Deployment and Evaluation Protocol

Experiments are performed on a real robotic platform (Intel RealSense D435 + Jetson Orin Nano), leveraging nvblox TSDF integration and Nav2 costmap planners under controlled glare scenarios across diverse reflective surfaces. Baseline methods include naïve fusion, validity/range-based gating, spatial median filtering, and temporal outlier rejection, all under identical costmap and mapping settings to isolate the impact of corruption mitigation.

Empirical Results

Sensor-Level Metrics

Under severe glare (L2), naïve TSDF fusion yields a hole rate of 45.2%, spike rate of 27.6%, and RMSE of 0.840 m. With DRM+RGF, these metrics improve dramatically to 5.4% hole rate, 3.1% spike rate, and 0.082 m RMSE—representing an order-of-magnitude reduction in gross sensor corruption.

Costmap Correctness and Navigation Outcomes

The practical impact is reflected in costmap-level and navigation metrics:

Glare Level Method FOR FSR Emerg. Stops/10m Success Rate (%)
L2 Naïve Fusion 0.432 0.515 6.84 28.6
L2 DRM+RGF (proposed) 0.056 0.897 0.85 91.4

DRM+RGF reduces the False Obstacle Rate by nearly 90% under severe glare, elevates free-space recall by 74%, and elevates successful navigation trials from 28.6% to 91.4%. Emergency stops per unit traversal distance are similarly suppressed.

Computational Overhead

Despite performing learned reliability inference, DRM+RGF imposes only a modest overhead (6.5 ms/device frame), sustaining 60+ frames per second throughput and presenting a practical solution for real-time embeddable systems. This is a clear contrast to heavier depth-completion networks that are infeasible on edge platforms.

Comparative Performance

Heuristic filters (range gating, spatial/temporal methods) achieve relatively minor improvements under mild conditions but fail under L2 glare, where only the reliability-based paradigm preserves both safety (by preventing false obstacle insertions) and efficiency (by minimizing unnecessary detours and maintaining nearly optimal path ratios). The method's design does not require alterations to planners/controllers, facilitating drop-in deployment.

> Exercises to complete
a: Repeat the part of the glare evaluation text from "Empirical Results" up to and including "gross sensor corruption.", word for word.
b: Answer these questions from the glare evaluation text:
(i) Which camera and computer make up the robotic platform?
(ii) How much processing time per device frame does DRM+RGF add?
(iii) What success rate does naïve fusion reach under L2 glare?

[Stored data entries]
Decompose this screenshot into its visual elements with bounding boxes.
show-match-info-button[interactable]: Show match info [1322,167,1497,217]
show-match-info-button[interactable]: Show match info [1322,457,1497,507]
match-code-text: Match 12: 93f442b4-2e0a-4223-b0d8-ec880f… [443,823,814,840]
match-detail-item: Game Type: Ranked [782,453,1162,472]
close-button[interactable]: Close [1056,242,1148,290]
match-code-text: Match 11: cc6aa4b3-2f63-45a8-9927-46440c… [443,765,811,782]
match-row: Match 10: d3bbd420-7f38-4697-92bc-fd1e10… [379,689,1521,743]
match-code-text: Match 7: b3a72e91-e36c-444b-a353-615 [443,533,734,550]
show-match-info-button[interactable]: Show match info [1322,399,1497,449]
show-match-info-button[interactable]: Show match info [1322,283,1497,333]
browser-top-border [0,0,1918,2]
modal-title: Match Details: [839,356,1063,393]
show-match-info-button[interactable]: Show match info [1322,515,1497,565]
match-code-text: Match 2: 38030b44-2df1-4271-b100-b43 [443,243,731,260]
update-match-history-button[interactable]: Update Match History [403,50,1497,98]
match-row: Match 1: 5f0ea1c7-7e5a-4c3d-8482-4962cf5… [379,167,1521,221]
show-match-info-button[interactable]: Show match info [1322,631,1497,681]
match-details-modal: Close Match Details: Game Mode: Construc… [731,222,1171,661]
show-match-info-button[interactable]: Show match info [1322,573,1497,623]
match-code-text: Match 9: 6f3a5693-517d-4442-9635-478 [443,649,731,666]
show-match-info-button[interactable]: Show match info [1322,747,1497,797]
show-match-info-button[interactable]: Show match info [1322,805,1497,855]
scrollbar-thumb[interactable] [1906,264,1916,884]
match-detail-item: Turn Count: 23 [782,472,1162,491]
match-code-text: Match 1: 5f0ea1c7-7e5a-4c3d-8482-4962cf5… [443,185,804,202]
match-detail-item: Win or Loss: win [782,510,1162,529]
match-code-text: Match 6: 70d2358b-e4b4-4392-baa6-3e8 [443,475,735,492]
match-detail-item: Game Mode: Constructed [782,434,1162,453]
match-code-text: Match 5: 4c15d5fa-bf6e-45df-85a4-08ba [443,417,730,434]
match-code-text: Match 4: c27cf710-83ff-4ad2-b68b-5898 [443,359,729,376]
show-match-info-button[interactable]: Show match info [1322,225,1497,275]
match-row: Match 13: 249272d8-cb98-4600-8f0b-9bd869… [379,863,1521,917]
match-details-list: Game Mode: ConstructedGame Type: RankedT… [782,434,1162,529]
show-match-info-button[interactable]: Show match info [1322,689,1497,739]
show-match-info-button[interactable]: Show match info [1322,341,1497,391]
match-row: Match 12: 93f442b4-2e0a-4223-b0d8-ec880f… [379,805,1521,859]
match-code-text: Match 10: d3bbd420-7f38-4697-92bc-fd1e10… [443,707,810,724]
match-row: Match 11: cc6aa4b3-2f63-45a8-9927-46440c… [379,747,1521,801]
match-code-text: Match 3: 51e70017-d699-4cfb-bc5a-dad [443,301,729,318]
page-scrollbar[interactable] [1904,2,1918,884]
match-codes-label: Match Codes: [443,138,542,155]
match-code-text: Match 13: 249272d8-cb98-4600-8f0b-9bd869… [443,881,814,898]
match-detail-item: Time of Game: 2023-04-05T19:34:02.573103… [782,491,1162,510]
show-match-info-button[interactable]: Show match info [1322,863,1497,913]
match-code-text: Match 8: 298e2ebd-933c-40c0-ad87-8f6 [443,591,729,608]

> Answers by item
a:
Empirical Results

Sensor-Level Metrics

Under severe glare (L2), naïve TSDF fusion yields a hole rate of 45.2%, spike rate of 27.6%, and RMSE of 0.840 m. With DRM+RGF, these metrics improve dramatically to 5.4% hole rate, 3.1% spike rate, and 0.082 m RMSE—representing an order-of-magnitude reduction in gross sensor corruption.

b:
(i) An Intel RealSense D435 and a Jetson Orin Nano.
(ii) 6.5 ms per device frame.
(iii) 28.6%.